What is asked: Go over the entries below line by line, copying each one that contains the word "series".

(Records from a data collection)
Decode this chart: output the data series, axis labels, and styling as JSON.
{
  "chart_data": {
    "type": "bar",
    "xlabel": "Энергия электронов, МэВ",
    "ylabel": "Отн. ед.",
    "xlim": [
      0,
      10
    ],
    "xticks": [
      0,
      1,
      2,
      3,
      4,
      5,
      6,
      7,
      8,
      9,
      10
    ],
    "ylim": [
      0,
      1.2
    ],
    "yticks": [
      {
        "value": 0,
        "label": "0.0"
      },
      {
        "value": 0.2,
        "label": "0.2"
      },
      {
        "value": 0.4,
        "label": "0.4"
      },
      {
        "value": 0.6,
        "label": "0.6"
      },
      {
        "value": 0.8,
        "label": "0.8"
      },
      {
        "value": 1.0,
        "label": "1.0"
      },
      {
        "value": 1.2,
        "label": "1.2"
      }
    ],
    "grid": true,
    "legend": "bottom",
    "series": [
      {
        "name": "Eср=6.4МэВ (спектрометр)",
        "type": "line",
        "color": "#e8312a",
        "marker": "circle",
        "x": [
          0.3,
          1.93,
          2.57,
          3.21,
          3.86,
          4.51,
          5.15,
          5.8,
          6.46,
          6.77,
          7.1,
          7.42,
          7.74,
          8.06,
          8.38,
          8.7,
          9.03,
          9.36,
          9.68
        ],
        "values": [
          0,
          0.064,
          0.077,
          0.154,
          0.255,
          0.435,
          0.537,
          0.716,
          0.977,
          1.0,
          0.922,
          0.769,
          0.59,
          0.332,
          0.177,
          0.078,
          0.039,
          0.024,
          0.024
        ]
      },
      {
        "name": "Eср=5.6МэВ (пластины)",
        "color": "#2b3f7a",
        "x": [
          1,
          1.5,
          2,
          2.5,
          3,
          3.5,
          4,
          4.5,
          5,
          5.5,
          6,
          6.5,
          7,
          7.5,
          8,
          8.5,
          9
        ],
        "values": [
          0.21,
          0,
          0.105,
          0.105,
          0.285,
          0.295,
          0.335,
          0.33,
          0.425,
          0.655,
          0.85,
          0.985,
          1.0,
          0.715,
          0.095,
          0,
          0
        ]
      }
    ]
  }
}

Reply to the task:
Decode this chart: output the data series, axis labels, and styling as JSON.
    "series": [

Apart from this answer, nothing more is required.